TASK REQUIREMENTS
Find every line of the listing below where "Tempat" appears, and copy it.

Saved data entries:
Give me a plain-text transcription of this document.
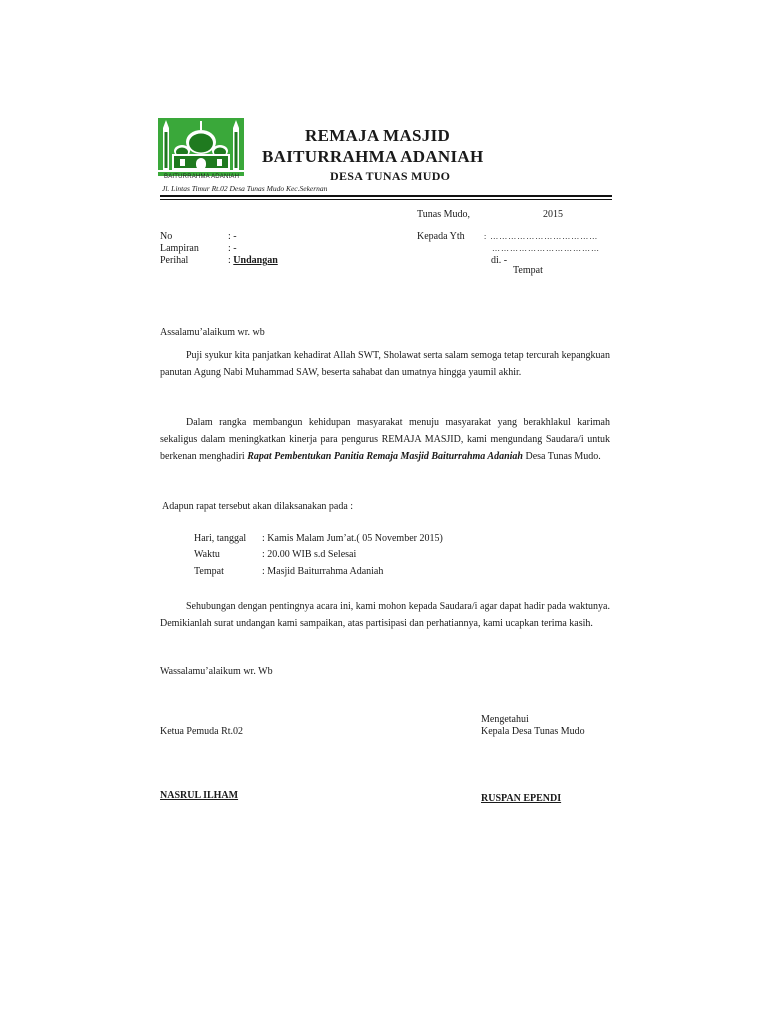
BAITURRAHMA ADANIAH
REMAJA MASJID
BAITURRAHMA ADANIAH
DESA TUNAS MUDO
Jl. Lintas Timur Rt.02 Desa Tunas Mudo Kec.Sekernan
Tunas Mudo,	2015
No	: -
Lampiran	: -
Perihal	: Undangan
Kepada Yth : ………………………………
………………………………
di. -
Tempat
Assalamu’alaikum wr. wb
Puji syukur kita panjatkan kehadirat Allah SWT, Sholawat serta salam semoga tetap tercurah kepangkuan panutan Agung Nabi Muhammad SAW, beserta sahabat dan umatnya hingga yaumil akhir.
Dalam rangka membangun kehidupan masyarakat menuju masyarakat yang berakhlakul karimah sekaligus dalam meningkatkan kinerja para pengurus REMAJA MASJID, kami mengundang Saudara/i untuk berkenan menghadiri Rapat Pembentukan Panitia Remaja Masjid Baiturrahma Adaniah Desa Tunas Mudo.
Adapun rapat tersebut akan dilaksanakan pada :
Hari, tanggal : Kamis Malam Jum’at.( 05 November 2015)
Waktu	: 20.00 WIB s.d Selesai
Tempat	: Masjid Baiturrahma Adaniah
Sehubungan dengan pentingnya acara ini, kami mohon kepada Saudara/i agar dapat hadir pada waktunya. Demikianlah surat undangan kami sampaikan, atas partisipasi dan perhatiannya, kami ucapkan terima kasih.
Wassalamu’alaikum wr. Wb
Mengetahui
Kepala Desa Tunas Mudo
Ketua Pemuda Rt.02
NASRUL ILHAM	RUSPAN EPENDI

FINAL RESULT
Tempat
Tempat	: Masjid Baiturrahma Adaniah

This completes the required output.